== Instructions to follow ==
Provide an exact reproduction of every entry.

== Extracted information ==
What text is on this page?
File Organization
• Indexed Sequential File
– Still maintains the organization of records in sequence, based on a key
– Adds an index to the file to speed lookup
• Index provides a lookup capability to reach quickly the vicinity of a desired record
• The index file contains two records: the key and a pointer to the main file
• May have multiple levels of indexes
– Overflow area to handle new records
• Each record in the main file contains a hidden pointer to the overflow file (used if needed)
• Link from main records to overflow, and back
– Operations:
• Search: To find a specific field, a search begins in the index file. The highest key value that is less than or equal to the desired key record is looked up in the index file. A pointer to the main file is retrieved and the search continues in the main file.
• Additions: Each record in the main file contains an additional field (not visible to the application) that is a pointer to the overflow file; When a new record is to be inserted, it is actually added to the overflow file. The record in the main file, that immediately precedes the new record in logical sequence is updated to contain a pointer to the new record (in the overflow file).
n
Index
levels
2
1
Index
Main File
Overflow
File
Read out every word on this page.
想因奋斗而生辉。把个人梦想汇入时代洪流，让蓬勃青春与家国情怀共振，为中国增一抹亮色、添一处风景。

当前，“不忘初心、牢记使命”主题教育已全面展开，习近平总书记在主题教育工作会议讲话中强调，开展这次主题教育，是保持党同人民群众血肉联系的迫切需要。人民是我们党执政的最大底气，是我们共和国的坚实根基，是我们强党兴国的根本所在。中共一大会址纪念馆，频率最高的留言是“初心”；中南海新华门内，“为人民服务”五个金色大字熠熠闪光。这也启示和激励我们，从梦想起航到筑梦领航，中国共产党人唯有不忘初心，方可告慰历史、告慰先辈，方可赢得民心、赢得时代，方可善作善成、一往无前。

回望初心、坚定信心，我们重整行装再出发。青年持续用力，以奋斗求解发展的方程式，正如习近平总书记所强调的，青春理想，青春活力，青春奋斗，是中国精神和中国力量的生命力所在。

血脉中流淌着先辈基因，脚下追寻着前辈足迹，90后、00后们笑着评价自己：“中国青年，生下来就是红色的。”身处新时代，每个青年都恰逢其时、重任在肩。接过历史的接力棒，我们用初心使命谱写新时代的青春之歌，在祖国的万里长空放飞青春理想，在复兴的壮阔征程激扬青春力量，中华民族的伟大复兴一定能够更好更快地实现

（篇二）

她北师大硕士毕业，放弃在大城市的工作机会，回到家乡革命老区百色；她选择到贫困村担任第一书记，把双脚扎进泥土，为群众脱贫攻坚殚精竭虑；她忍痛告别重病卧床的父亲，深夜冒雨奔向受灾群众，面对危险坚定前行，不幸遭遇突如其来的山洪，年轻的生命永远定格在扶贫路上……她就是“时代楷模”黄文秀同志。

== Correct result ==
What text is on this page?
File Organization
• Indexed Sequential File
– Still maintains the organization of records in sequence, based on a key
– Adds an index to the file to speed lookup
• Index provides a lookup capability to reach quickly the vicinity of a desired record
• The index file contains two records: the key and a pointer to the main file
• May have multiple levels of indexes
– Overflow area to handle new records
• Each record in the main file contains a hidden pointer to the overflow file (used if needed)
• Link from main records to overflow, and back
– Operations:
• Search: To find a specific field, a search begins in the index file. The highest key value that is less than or equal to the desired key record is looked up in the index file. A pointer to the main file is retrieved and the search continues in the main file.
• Additions: Each record in the main file contains an additional field (not visible to the application) that is a pointer to the overflow file; When a new record is to be inserted, it is actually added to the overflow file. The record in the main file, that immediately precedes the new record in logical sequence is updated to contain a pointer to the new record (in the overflow file).
n
Index
levels
2
1
Index
Main File
Overflow
File
Read out every word on this page.
想因奋斗而生辉。把个人梦想汇入时代洪流，让蓬勃青春与家国情怀共振，为中国增一抹亮色、添一处风景。

当前，“不忘初心、牢记使命”主题教育已全面展开，习近平总书记在主题教育工作会议讲话中强调，开展这次主题教育，是保持党同人民群众血肉联系的迫切需要。人民是我们党执政的最大底气，是我们共和国的坚实根基，是我们强党兴国的根本所在。中共一大会址纪念馆，频率最高的留言是“初心”；中南海新华门内，“为人民服务”五个金色大字熠熠闪光。这也启示和激励我们，从梦想起航到筑梦领航，中国共产党人唯有不忘初心，方可告慰历史、告慰先辈，方可赢得民心、赢得时代，方可善作善成、一往无前。

回望初心、坚定信心，我们重整行装再出发。青年持续用力，以奋斗求解发展的方程式，正如习近平总书记所强调的，青春理想，青春活力，青春奋斗，是中国精神和中国力量的生命力所在。

血脉中流淌着先辈基因，脚下追寻着前辈足迹，90后、00后们笑着评价自己：“中国青年，生下来就是红色的。”身处新时代，每个青年都恰逢其时、重任在肩。接过历史的接力棒，我们用初心使命谱写新时代的青春之歌，在祖国的万里长空放飞青春理想，在复兴的壮阔征程激扬青春力量，中华民族的伟大复兴一定能够更好更快地实现

（篇二）

她北师大硕士毕业，放弃在大城市的工作机会，回到家乡革命老区百色；她选择到贫困村担任第一书记，把双脚扎进泥土，为群众脱贫攻坚殚精竭虑；她忍痛告别重病卧床的父亲，深夜冒雨奔向受灾群众，面对危险坚定前行，不幸遭遇突如其来的山洪，年轻的生命永远定格在扶贫路上……她就是“时代楷模”黄文秀同志。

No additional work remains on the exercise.